** begin **

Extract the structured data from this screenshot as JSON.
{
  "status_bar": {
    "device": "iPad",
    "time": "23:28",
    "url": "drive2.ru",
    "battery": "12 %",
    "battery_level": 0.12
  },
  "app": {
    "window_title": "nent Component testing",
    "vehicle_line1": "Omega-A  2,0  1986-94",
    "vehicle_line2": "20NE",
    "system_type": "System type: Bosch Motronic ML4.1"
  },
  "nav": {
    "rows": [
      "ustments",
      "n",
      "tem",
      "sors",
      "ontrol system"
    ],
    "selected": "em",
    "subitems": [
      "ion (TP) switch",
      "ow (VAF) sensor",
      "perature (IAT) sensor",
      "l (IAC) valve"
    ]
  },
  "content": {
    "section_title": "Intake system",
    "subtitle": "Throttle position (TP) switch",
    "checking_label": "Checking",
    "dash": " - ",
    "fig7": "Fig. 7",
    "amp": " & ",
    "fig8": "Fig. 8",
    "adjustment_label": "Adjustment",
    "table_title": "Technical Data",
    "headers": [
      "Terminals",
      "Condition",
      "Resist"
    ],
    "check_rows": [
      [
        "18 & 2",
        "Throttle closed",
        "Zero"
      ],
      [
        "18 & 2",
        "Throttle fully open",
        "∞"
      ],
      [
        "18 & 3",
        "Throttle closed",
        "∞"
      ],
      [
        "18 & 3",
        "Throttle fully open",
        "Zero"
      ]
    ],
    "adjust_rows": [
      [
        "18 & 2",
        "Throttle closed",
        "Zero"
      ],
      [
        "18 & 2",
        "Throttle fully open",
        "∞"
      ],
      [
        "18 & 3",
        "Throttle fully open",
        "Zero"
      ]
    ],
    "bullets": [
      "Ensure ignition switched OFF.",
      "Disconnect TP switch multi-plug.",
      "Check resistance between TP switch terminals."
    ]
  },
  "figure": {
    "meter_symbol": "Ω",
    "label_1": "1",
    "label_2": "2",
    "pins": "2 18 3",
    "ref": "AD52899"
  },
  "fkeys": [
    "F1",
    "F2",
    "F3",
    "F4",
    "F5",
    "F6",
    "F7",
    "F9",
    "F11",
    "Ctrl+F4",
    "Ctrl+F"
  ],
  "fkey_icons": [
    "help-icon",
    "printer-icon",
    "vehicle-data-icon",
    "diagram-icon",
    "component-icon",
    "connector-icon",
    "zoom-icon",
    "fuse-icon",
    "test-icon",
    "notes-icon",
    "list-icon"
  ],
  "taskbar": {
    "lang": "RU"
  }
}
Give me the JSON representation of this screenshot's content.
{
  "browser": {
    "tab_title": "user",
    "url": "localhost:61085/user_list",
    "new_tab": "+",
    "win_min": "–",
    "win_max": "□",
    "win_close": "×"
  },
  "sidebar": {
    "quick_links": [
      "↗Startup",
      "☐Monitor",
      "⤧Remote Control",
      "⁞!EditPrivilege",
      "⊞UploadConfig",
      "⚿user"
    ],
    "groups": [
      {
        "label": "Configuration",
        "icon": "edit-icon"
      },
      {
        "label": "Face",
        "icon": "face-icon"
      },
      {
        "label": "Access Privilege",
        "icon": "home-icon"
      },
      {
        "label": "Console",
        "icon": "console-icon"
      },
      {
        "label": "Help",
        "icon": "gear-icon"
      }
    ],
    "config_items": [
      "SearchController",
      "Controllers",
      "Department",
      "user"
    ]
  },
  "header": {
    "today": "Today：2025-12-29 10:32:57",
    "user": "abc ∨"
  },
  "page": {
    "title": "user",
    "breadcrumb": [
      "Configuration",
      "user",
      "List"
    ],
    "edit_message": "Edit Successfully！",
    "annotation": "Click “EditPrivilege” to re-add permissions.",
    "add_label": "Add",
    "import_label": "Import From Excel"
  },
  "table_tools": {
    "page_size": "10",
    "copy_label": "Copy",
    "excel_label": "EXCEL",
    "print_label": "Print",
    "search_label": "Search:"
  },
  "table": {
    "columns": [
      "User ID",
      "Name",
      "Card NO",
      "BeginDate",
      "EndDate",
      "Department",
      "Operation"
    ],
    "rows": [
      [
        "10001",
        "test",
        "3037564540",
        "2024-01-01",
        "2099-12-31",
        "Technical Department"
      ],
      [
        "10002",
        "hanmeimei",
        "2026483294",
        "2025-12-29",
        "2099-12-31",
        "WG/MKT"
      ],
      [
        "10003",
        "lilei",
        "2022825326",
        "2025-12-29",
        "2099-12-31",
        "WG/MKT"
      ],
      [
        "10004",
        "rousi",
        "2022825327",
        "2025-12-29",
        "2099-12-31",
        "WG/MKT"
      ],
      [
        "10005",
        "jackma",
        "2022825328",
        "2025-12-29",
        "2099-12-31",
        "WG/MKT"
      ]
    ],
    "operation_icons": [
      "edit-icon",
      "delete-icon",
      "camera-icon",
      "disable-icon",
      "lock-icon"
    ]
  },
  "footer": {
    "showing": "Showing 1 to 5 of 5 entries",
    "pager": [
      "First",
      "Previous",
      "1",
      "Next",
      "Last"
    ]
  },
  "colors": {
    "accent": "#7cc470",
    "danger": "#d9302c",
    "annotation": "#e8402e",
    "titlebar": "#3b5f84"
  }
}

** end **

Given task: Return the listing above word for word.

Full response:
Extract the structured data from this screenshot as JSON.
{
  "status_bar": {
    "device": "iPad",
    "time": "23:28",
    "url": "drive2.ru",
    "battery": "12 %",
    "battery_level": 0.12
  },
  "app": {
    "window_title": "nent Component testing",
    "vehicle_line1": "Omega-A  2,0  1986-94",
    "vehicle_line2": "20NE",
    "system_type": "System type: Bosch Motronic ML4.1"
  },
  "nav": {
    "rows": [
      "ustments",
      "n",
      "tem",
      "sors",
      "ontrol system"
    ],
    "selected": "em",
    "subitems": [
      "ion (TP) switch",
      "ow (VAF) sensor",
      "perature (IAT) sensor",
      "l (IAC) valve"
    ]
  },
  "content": {
    "section_title": "Intake system",
    "subtitle": "Throttle position (TP) switch",
    "checking_label": "Checking",
    "dash": " - ",
    "fig7": "Fig. 7",
    "amp": " & ",
    "fig8": "Fig. 8",
    "adjustment_label": "Adjustment",
    "table_title": "Technical Data",
    "headers": [
      "Terminals",
      "Condition",
      "Resist"
    ],
    "check_rows": [
      [
        "18 & 2",
        "Throttle closed",
        "Zero"
      ],
      [
        "18 & 2",
        "Throttle fully open",
        "∞"
      ],
      [
        "18 & 3",
        "Throttle closed",
        "∞"
      ],
      [
        "18 & 3",
        "Throttle fully open",
        "Zero"
      ]
    ],
    "adjust_rows": [
      [
        "18 & 2",
        "Throttle closed",
        "Zero"
      ],
      [
        "18 & 2",
        "Throttle fully open",
        "∞"
      ],
      [
        "18 & 3",
        "Throttle fully open",
        "Zero"
      ]
    ],
    "bullets": [
      "Ensure ignition switched OFF.",
      "Disconnect TP switch multi-plug.",
      "Check resistance between TP switch terminals."
    ]
  },
  "figure": {
    "meter_symbol": "Ω",
    "label_1": "1",
    "label_2": "2",
    "pins": "2 18 3",
    "ref": "AD52899"
  },
  "fkeys": [
    "F1",
    "F2",
    "F3",
    "F4",
    "F5",
    "F6",
    "F7",
    "F9",
    "F11",
    "Ctrl+F4",
    "Ctrl+F"
  ],
  "fkey_icons": [
    "help-icon",
    "printer-icon",
    "vehicle-data-icon",
    "diagram-icon",
    "component-icon",
    "connector-icon",
    "zoom-icon",
    "fuse-icon",
    "test-icon",
    "notes-icon",
    "list-icon"
  ],
  "taskbar": {
    "lang": "RU"
  }
}
Give me the JSON representation of this screenshot's content.
{
  "browser": {
    "tab_title": "user",
    "url": "localhost:61085/user_list",
    "new_tab": "+",
    "win_min": "–",
    "win_max": "□",
    "win_close": "×"
  },
  "sidebar": {
    "quick_links": [
      "↗Startup",
      "☐Monitor",
      "⤧Remote Control",
      "⁞!EditPrivilege",
      "⊞UploadConfig",
      "⚿user"
    ],
    "groups": [
      {
        "label": "Configuration",
        "icon": "edit-icon"
      },
      {
        "label": "Face",
        "icon": "face-icon"
      },
      {
        "label": "Access Privilege",
        "icon": "home-icon"
      },
      {
        "label": "Console",
        "icon": "console-icon"
      },
      {
        "label": "Help",
        "icon": "gear-icon"
      }
    ],
    "config_items": [
      "SearchController",
      "Controllers",
      "Department",
      "user"
    ]
  },
  "header": {
    "today": "Today：2025-12-29 10:32:57",
    "user": "abc ∨"
  },
  "page": {
    "title": "user",
    "breadcrumb": [
      "Configuration",
      "user",
      "List"
    ],
    "edit_message": "Edit Successfully！",
    "annotation": "Click “EditPrivilege” to re-add permissions.",
    "add_label": "Add",
    "import_label": "Import From Excel"
  },
  "table_tools": {
    "page_size": "10",
    "copy_label": "Copy",
    "excel_label": "EXCEL",
    "print_label": "Print",
    "search_label": "Search:"
  },
  "table": {
    "columns": [
      "User ID",
      "Name",
      "Card NO",
      "BeginDate",
      "EndDate",
      "Department",
      "Operation"
    ],
    "rows": [
      [
        "10001",
        "test",
        "3037564540",
        "2024-01-01",
        "2099-12-31",
        "Technical Department"
      ],
      [
        "10002",
        "hanmeimei",
        "2026483294",
        "2025-12-29",
        "2099-12-31",
        "WG/MKT"
      ],
      [
        "10003",
        "lilei",
        "2022825326",
        "2025-12-29",
        "2099-12-31",
        "WG/MKT"
      ],
      [
        "10004",
        "rousi",
        "2022825327",
        "2025-12-29",
        "2099-12-31",
        "WG/MKT"
      ],
      [
        "10005",
        "jackma",
        "2022825328",
        "2025-12-29",
        "2099-12-31",
        "WG/MKT"
      ]
    ],
    "operation_icons": [
      "edit-icon",
      "delete-icon",
      "camera-icon",
      "disable-icon",
      "lock-icon"
    ]
  },
  "footer": {
    "showing": "Showing 1 to 5 of 5 entries",
    "pager": [
      "First",
      "Previous",
      "1",
      "Next",
      "Last"
    ]
  },
  "colors": {
    "accent": "#7cc470",
    "danger": "#d9302c",
    "annotation": "#e8402e",
    "titlebar": "#3b5f84"
  }
}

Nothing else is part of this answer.